# CHALLENGE
Provide an exact reproduction of every entry.

Data entries
┌──

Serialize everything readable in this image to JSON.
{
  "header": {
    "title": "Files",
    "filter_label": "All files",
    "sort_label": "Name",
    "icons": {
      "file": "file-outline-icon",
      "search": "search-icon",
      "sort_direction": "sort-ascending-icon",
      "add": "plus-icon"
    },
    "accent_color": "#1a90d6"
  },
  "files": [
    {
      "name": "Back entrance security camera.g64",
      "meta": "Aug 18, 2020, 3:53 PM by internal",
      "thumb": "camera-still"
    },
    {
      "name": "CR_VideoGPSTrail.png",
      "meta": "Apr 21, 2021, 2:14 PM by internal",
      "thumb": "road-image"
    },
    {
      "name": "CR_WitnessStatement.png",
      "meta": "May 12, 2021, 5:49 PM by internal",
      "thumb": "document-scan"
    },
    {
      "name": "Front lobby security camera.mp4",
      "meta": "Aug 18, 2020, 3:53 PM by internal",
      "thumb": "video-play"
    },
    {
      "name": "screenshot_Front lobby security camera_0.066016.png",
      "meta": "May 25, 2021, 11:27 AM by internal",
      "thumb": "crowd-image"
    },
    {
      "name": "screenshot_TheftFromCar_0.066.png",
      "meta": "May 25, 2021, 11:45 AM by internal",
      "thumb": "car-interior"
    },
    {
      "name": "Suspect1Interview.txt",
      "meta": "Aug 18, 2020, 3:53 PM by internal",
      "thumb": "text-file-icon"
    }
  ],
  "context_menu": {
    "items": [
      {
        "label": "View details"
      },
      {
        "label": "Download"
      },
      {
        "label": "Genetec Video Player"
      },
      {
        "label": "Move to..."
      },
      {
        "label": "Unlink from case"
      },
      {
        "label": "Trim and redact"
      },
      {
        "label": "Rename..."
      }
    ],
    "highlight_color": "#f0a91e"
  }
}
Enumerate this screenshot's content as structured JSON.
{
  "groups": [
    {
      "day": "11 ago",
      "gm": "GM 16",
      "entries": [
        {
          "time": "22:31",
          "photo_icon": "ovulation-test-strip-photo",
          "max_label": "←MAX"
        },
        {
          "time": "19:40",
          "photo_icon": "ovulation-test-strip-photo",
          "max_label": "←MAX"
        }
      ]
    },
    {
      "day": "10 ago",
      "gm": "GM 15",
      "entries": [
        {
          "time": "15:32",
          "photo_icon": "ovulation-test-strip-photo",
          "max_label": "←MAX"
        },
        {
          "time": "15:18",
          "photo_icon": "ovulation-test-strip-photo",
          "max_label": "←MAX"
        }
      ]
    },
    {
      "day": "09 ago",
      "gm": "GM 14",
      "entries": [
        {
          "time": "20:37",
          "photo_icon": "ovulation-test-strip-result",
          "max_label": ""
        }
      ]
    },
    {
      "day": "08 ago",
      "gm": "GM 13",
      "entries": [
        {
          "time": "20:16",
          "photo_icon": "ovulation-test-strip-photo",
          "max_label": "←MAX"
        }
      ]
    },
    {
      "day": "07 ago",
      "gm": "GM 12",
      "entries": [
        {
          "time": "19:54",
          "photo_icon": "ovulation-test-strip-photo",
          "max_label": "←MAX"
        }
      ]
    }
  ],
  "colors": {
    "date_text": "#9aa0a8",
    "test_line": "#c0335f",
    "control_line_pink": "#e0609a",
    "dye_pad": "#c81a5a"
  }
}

└──

# SOLUTION
Serialize everything readable in this image to JSON.
{
  "header": {
    "title": "Files",
    "filter_label": "All files",
    "sort_label": "Name",
    "icons": {
      "file": "file-outline-icon",
      "search": "search-icon",
      "sort_direction": "sort-ascending-icon",
      "add": "plus-icon"
    },
    "accent_color": "#1a90d6"
  },
  "files": [
    {
      "name": "Back entrance security camera.g64",
      "meta": "Aug 18, 2020, 3:53 PM by internal",
      "thumb": "camera-still"
    },
    {
      "name": "CR_VideoGPSTrail.png",
      "meta": "Apr 21, 2021, 2:14 PM by internal",
      "thumb": "road-image"
    },
    {
      "name": "CR_WitnessStatement.png",
      "meta": "May 12, 2021, 5:49 PM by internal",
      "thumb": "document-scan"
    },
    {
      "name": "Front lobby security camera.mp4",
      "meta": "Aug 18, 2020, 3:53 PM by internal",
      "thumb": "video-play"
    },
    {
      "name": "screenshot_Front lobby security camera_0.066016.png",
      "meta": "May 25, 2021, 11:27 AM by internal",
      "thumb": "crowd-image"
    },
    {
      "name": "screenshot_TheftFromCar_0.066.png",
      "meta": "May 25, 2021, 11:45 AM by internal",
      "thumb": "car-interior"
    },
    {
      "name": "Suspect1Interview.txt",
      "meta": "Aug 18, 2020, 3:53 PM by internal",
      "thumb": "text-file-icon"
    }
  ],
  "context_menu": {
    "items": [
      {
        "label": "View details"
      },
      {
        "label": "Download"
      },
      {
        "label": "Genetec Video Player"
      },
      {
        "label": "Move to..."
      },
      {
        "label": "Unlink from case"
      },
      {
        "label": "Trim and redact"
      },
      {
        "label": "Rename..."
      }
    ],
    "highlight_color": "#f0a91e"
  }
}
Enumerate this screenshot's content as structured JSON.
{
  "groups": [
    {
      "day": "11 ago",
      "gm": "GM 16",
      "entries": [
        {
          "time": "22:31",
          "photo_icon": "ovulation-test-strip-photo",
          "max_label": "←MAX"
        },
        {
          "time": "19:40",
          "photo_icon": "ovulation-test-strip-photo",
          "max_label": "←MAX"
        }
      ]
    },
    {
      "day": "10 ago",
      "gm": "GM 15",
      "entries": [
        {
          "time": "15:32",
          "photo_icon": "ovulation-test-strip-photo",
          "max_label": "←MAX"
        },
        {
          "time": "15:18",
          "photo_icon": "ovulation-test-strip-photo",
          "max_label": "←MAX"
        }
      ]
    },
    {
      "day": "09 ago",
      "gm": "GM 14",
      "entries": [
        {
          "time": "20:37",
          "photo_icon": "ovulation-test-strip-result",
          "max_label": ""
        }
      ]
    },
    {
      "day": "08 ago",
      "gm": "GM 13",
      "entries": [
        {
          "time": "20:16",
          "photo_icon": "ovulation-test-strip-photo",
          "max_label": "←MAX"
        }
      ]
    },
    {
      "day": "07 ago",
      "gm": "GM 12",
      "entries": [
        {
          "time": "19:54",
          "photo_icon": "ovulation-test-strip-photo",
          "max_label": "←MAX"
        }
      ]
    }
  ],
  "colors": {
    "date_text": "#9aa0a8",
    "test_line": "#c0335f",
    "control_line_pink": "#e0609a",
    "dye_pad": "#c81a5a"
  }
}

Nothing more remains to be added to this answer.